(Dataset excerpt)
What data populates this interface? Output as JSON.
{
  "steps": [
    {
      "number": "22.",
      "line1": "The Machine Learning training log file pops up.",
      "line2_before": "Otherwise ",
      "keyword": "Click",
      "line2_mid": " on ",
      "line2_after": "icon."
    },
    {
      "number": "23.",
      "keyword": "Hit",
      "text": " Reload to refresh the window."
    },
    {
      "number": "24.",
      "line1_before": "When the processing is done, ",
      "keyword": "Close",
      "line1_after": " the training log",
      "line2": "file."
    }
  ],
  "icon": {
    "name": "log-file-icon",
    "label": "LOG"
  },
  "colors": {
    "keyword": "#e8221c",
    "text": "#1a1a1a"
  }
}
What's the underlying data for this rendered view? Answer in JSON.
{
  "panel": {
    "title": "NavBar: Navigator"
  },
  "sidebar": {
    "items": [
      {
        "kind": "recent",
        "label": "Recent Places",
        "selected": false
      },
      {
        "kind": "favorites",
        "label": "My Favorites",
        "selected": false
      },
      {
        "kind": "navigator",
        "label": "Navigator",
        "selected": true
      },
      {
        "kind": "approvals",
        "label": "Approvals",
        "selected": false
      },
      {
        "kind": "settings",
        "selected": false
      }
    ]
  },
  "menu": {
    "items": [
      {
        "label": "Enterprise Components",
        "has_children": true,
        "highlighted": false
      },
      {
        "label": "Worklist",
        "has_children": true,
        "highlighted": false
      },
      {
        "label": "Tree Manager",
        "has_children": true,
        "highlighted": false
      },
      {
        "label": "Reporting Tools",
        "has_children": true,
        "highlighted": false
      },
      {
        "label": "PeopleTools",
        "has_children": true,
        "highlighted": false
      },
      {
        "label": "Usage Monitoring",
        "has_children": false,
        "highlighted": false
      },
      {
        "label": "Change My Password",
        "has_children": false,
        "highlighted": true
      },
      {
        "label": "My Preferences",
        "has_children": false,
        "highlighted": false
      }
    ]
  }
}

▶ [What to work on]: Write out each line of the data above again, exactly as given.

▶ [Full solution]:
What data populates this interface? Output as JSON.
{
  "steps": [
    {
      "number": "22.",
      "line1": "The Machine Learning training log file pops up.",
      "line2_before": "Otherwise ",
      "keyword": "Click",
      "line2_mid": " on ",
      "line2_after": "icon."
    },
    {
      "number": "23.",
      "keyword": "Hit",
      "text": " Reload to refresh the window."
    },
    {
      "number": "24.",
      "line1_before": "When the processing is done, ",
      "keyword": "Close",
      "line1_after": " the training log",
      "line2": "file."
    }
  ],
  "icon": {
    "name": "log-file-icon",
    "label": "LOG"
  },
  "colors": {
    "keyword": "#e8221c",
    "text": "#1a1a1a"
  }
}
What's the underlying data for this rendered view? Answer in JSON.
{
  "panel": {
    "title": "NavBar: Navigator"
  },
  "sidebar": {
    "items": [
      {
        "kind": "recent",
        "label": "Recent Places",
        "selected": false
      },
      {
        "kind": "favorites",
        "label": "My Favorites",
        "selected": false
      },
      {
        "kind": "navigator",
        "label": "Navigator",
        "selected": true
      },
      {
        "kind": "approvals",
        "label": "Approvals",
        "selected": false
      },
      {
        "kind": "settings",
        "selected": false
      }
    ]
  },
  "menu": {
    "items": [
      {
        "label": "Enterprise Components",
        "has_children": true,
        "highlighted": false
      },
      {
        "label": "Worklist",
        "has_children": true,
        "highlighted": false
      },
      {
        "label": "Tree Manager",
        "has_children": true,
        "highlighted": false
      },
      {
        "label": "Reporting Tools",
        "has_children": true,
        "highlighted": false
      },
      {
        "label": "PeopleTools",
        "has_children": true,
        "highlighted": false
      },
      {
        "label": "Usage Monitoring",
        "has_children": false,
        "highlighted": false
      },
      {
        "label": "Change My Password",
        "has_children": false,
        "highlighted": true
      },
      {
        "label": "My Preferences",
        "has_children": false,
        "highlighted": false
      }
    ]
  }
}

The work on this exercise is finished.